>> start

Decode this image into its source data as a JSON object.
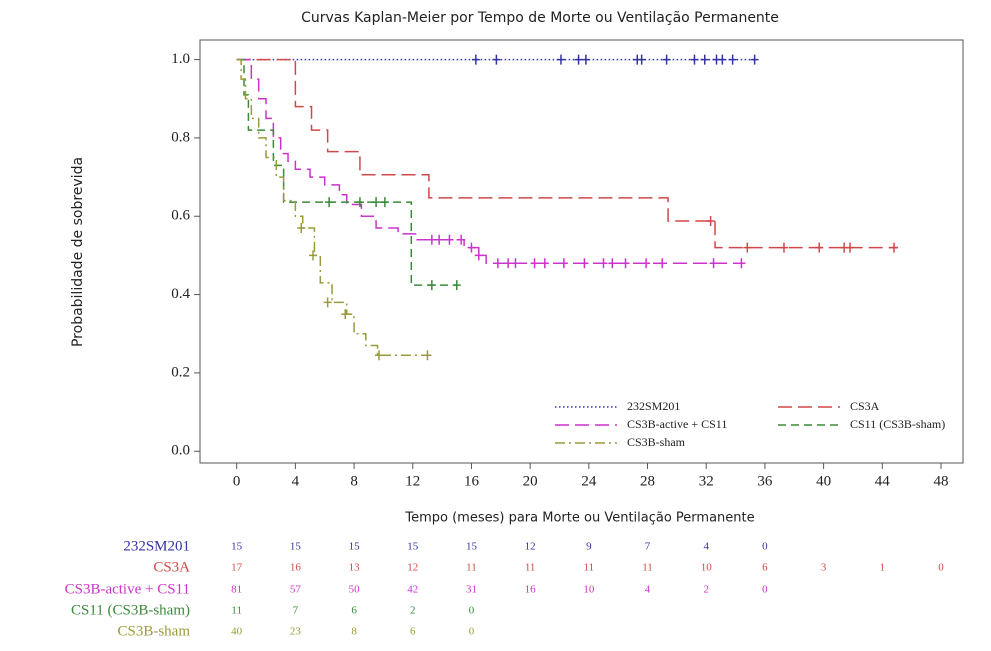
{
  "chart_data": {
    "type": "step",
    "title": "Curvas Kaplan-Meier por Tempo de Morte ou Ventilação Permanente",
    "x_label": "Tempo (meses) para Morte ou Ventilação Permanente",
    "y_label": "Probabilidade de sobrevida",
    "xlim": [
      -2.5,
      49.5
    ],
    "ylim": [
      -0.03,
      1.05
    ],
    "xticks": [
      0,
      4,
      8,
      12,
      16,
      20,
      24,
      28,
      32,
      36,
      40,
      44,
      48
    ],
    "yticks": [
      {
        "value": 0,
        "label": "0.0"
      },
      0.2,
      0.4,
      0.6,
      0.8,
      {
        "value": 1,
        "label": "1.0"
      }
    ],
    "series": [
      {
        "name": "232SM201",
        "color": "#3434a0",
        "style": "dotted",
        "x": [
          0,
          35.3
        ],
        "values": [
          1,
          1
        ],
        "censored_x": [
          16.3,
          17.7,
          22.1,
          23.3,
          23.8,
          27.3,
          27.6,
          29.3,
          31.2,
          31.9,
          32.7,
          33.1,
          33.8,
          35.3
        ],
        "censored_y": [
          1,
          1,
          1,
          1,
          1,
          1,
          1,
          1,
          1,
          1,
          1,
          1,
          1,
          1
        ],
        "at_risk": [
          15,
          15,
          15,
          15,
          15,
          12,
          9,
          7,
          4,
          0
        ]
      },
      {
        "name": "CS3A",
        "color": "#d04848",
        "style": "longdash",
        "x": [
          0,
          4,
          5.1,
          6.2,
          8.4,
          13.1,
          29.4,
          32.6,
          45
        ],
        "values": [
          1,
          0.88,
          0.82,
          0.765,
          0.706,
          0.647,
          0.588,
          0.52,
          0.52
        ],
        "censored_x": [
          32.3,
          34.8,
          37.3,
          39.7,
          41.4,
          41.8,
          44.8
        ],
        "censored_y": [
          0.588,
          0.52,
          0.52,
          0.52,
          0.52,
          0.52,
          0.52
        ],
        "at_risk": [
          17,
          16,
          13,
          12,
          11,
          11,
          11,
          11,
          10,
          6,
          3,
          1,
          0
        ]
      },
      {
        "name": "CS3B-active + CS11",
        "color": "#cc33cc",
        "style": "longdash",
        "x": [
          0,
          1,
          1.5,
          2,
          2.5,
          3,
          3.5,
          4,
          5,
          6,
          7,
          7.5,
          8.5,
          9.5,
          11,
          12.3,
          15.5,
          16.5,
          17,
          34.4
        ],
        "values": [
          1,
          0.95,
          0.9,
          0.85,
          0.8,
          0.76,
          0.74,
          0.72,
          0.7,
          0.68,
          0.655,
          0.63,
          0.6,
          0.57,
          0.555,
          0.54,
          0.52,
          0.5,
          0.48,
          0.48
        ],
        "censored_x": [
          13.3,
          13.8,
          14.5,
          15.3,
          16,
          16.5,
          17.8,
          18.5,
          19,
          20.3,
          21,
          22.3,
          23.7,
          25,
          25.6,
          26.5,
          27.9,
          29,
          32.5,
          34.4
        ],
        "censored_y": [
          0.54,
          0.54,
          0.54,
          0.54,
          0.52,
          0.5,
          0.48,
          0.48,
          0.48,
          0.48,
          0.48,
          0.48,
          0.48,
          0.48,
          0.48,
          0.48,
          0.48,
          0.48,
          0.48,
          0.48
        ],
        "at_risk": [
          81,
          57,
          50,
          42,
          31,
          16,
          10,
          4,
          2,
          0
        ]
      },
      {
        "name": "CS11 (CS3B-sham)",
        "color": "#3a8a3a",
        "style": "dashed",
        "x": [
          0,
          0.5,
          0.8,
          2.5,
          3.2,
          11.9,
          15
        ],
        "values": [
          1,
          0.91,
          0.82,
          0.73,
          0.636,
          0.424,
          0.424
        ],
        "censored_x": [
          6.3,
          8.4,
          9.5,
          10.1,
          13.3,
          15
        ],
        "censored_y": [
          0.636,
          0.636,
          0.636,
          0.636,
          0.424,
          0.424
        ],
        "at_risk": [
          11,
          7,
          6,
          2,
          0
        ]
      },
      {
        "name": "CS3B-sham",
        "color": "#9a9a3a",
        "style": "dashdot",
        "x": [
          0,
          0.3,
          0.6,
          1,
          1.5,
          2,
          2.7,
          3.2,
          4,
          4.5,
          5.3,
          5.7,
          6.5,
          7.5,
          8,
          8.8,
          9.6,
          13.1
        ],
        "values": [
          1,
          0.95,
          0.9,
          0.85,
          0.8,
          0.75,
          0.7,
          0.64,
          0.6,
          0.57,
          0.5,
          0.43,
          0.38,
          0.35,
          0.3,
          0.27,
          0.245,
          0.245
        ],
        "censored_x": [
          4.4,
          5.2,
          6.2,
          7.4,
          9.7,
          13
        ],
        "censored_y": [
          0.57,
          0.5,
          0.38,
          0.35,
          0.245,
          0.245
        ],
        "at_risk": [
          40,
          23,
          8,
          6,
          0
        ]
      }
    ]
  }
}
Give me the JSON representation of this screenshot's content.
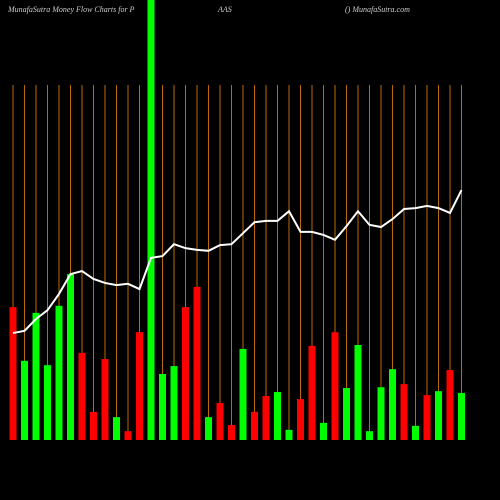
{
  "chart_data": {
    "type": "bar_line",
    "title_parts": [
      "MunafaSutra  Money Flow  Charts for P",
      "AAS",
      "() MunafaSutra.com"
    ],
    "ylim": [
      0,
      100
    ],
    "bars": {
      "values": [
        30.2,
        18,
        28.9,
        17,
        30.5,
        37.7,
        19.8,
        6.4,
        18.4,
        5.2,
        2,
        24.5,
        100,
        15,
        16.8,
        30.2,
        34.8,
        5.2,
        8.4,
        3.4,
        20.7,
        6.4,
        10,
        10.9,
        2.3,
        9.3,
        21.4,
        3.9,
        24.5,
        11.8,
        21.6,
        2,
        12,
        16.1,
        12.7,
        3.2,
        10.2,
        11.1,
        15.9,
        10.7
      ],
      "colors": [
        "#f00",
        "#0f0",
        "#0f0",
        "#0f0",
        "#0f0",
        "#0f0",
        "#f00",
        "#f00",
        "#f00",
        "#0f0",
        "#f00",
        "#f00",
        "#0f0",
        "#0f0",
        "#0f0",
        "#f00",
        "#f00",
        "#0f0",
        "#f00",
        "#f00",
        "#0f0",
        "#f00",
        "#f00",
        "#0f0",
        "#0f0",
        "#f00",
        "#f00",
        "#0f0",
        "#f00",
        "#0f0",
        "#0f0",
        "#0f0",
        "#0f0",
        "#0f0",
        "#f00",
        "#0f0",
        "#f00",
        "#0f0",
        "#f00",
        "#0f0"
      ]
    },
    "line": {
      "color": "#fff",
      "values": [
        24.3,
        24.8,
        27.5,
        29.5,
        33.2,
        37.7,
        38.4,
        36.6,
        35.7,
        35.2,
        35.5,
        34.3,
        41.4,
        41.8,
        44.5,
        43.6,
        43.2,
        43,
        44.3,
        44.5,
        47,
        49.5,
        49.8,
        49.8,
        52,
        47.3,
        47.3,
        46.6,
        45.5,
        48.6,
        52,
        48.9,
        48.4,
        50.2,
        52.5,
        52.7,
        53.2,
        52.7,
        51.6,
        56.8
      ]
    }
  }
}
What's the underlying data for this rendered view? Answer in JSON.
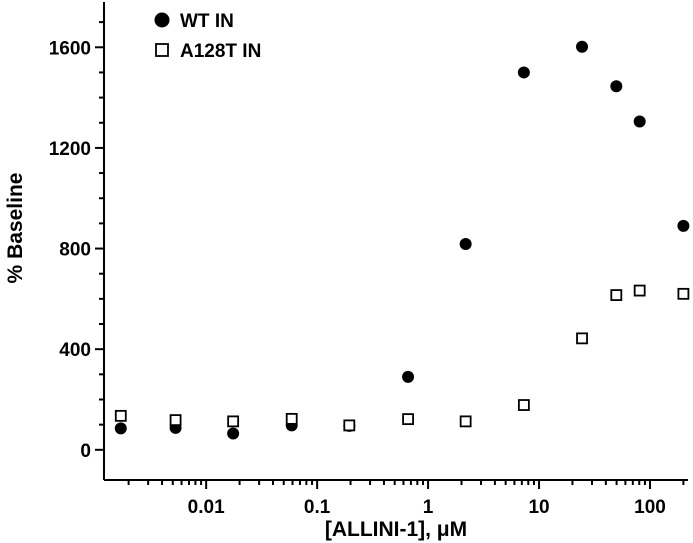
{
  "chart_data": {
    "type": "scatter",
    "xlabel": "[ALLINI-1], μM",
    "ylabel": "% Baseline",
    "xscale": "log",
    "xlim": [
      0.0012,
      220
    ],
    "ylim": [
      -120,
      1780
    ],
    "x_ticks": [
      0.01,
      0.1,
      1,
      10,
      100
    ],
    "x_tick_labels": [
      "0.01",
      "0.1",
      "1",
      "10",
      "100"
    ],
    "y_ticks": [
      0,
      400,
      800,
      1200,
      1600
    ],
    "y_tick_labels": [
      "0",
      "400",
      "800",
      "1200",
      "1600"
    ],
    "grid": false,
    "legend_position": "top-left",
    "series": [
      {
        "name": "WT IN",
        "marker": "filled-circle",
        "color": "#000000",
        "points": [
          {
            "x": 0.0017,
            "y": 85
          },
          {
            "x": 0.0053,
            "y": 87
          },
          {
            "x": 0.0175,
            "y": 65
          },
          {
            "x": 0.059,
            "y": 97
          },
          {
            "x": 0.195,
            "y": 95
          },
          {
            "x": 0.66,
            "y": 290
          },
          {
            "x": 2.18,
            "y": 818
          },
          {
            "x": 7.3,
            "y": 1500
          },
          {
            "x": 24.4,
            "y": 1602
          },
          {
            "x": 49.7,
            "y": 1445
          },
          {
            "x": 80.7,
            "y": 1305
          },
          {
            "x": 200,
            "y": 890
          }
        ]
      },
      {
        "name": "A128T IN",
        "marker": "open-square",
        "color": "#000000",
        "points": [
          {
            "x": 0.0017,
            "y": 135
          },
          {
            "x": 0.0053,
            "y": 118
          },
          {
            "x": 0.0175,
            "y": 113
          },
          {
            "x": 0.059,
            "y": 123
          },
          {
            "x": 0.195,
            "y": 97
          },
          {
            "x": 0.66,
            "y": 122
          },
          {
            "x": 2.18,
            "y": 113
          },
          {
            "x": 7.3,
            "y": 178
          },
          {
            "x": 24.4,
            "y": 443
          },
          {
            "x": 49.7,
            "y": 615
          },
          {
            "x": 80.7,
            "y": 633
          },
          {
            "x": 200,
            "y": 620
          }
        ]
      }
    ]
  }
}
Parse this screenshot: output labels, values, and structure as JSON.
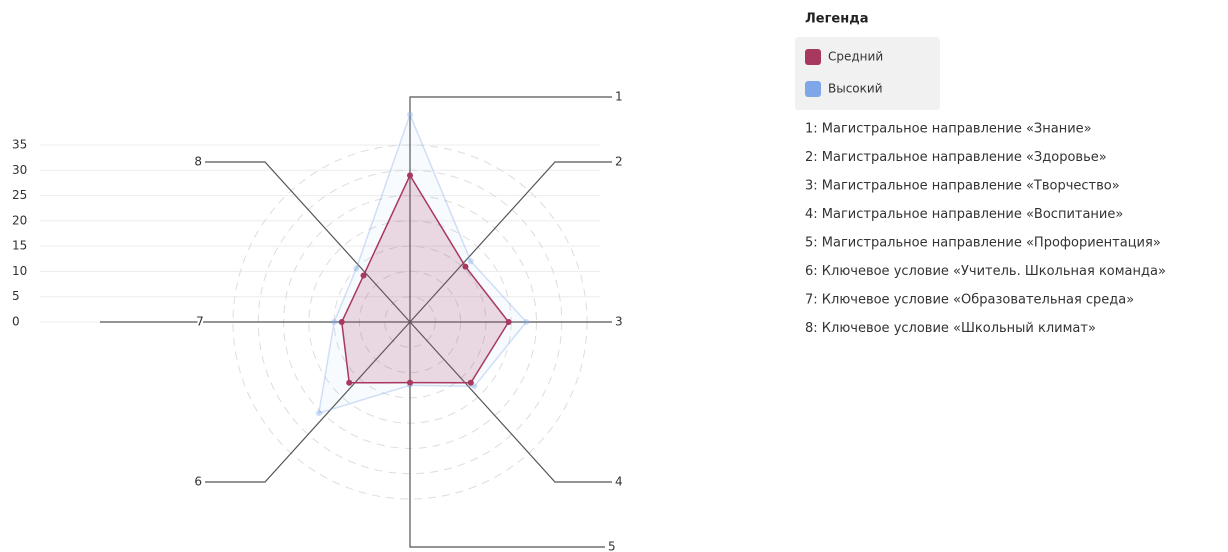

>> end

_What you are asked to do_
Please list every line of the records that contains "type".

_Written solution_
    "type": "step",
    "type": "bar_line",
    "type": "scatter",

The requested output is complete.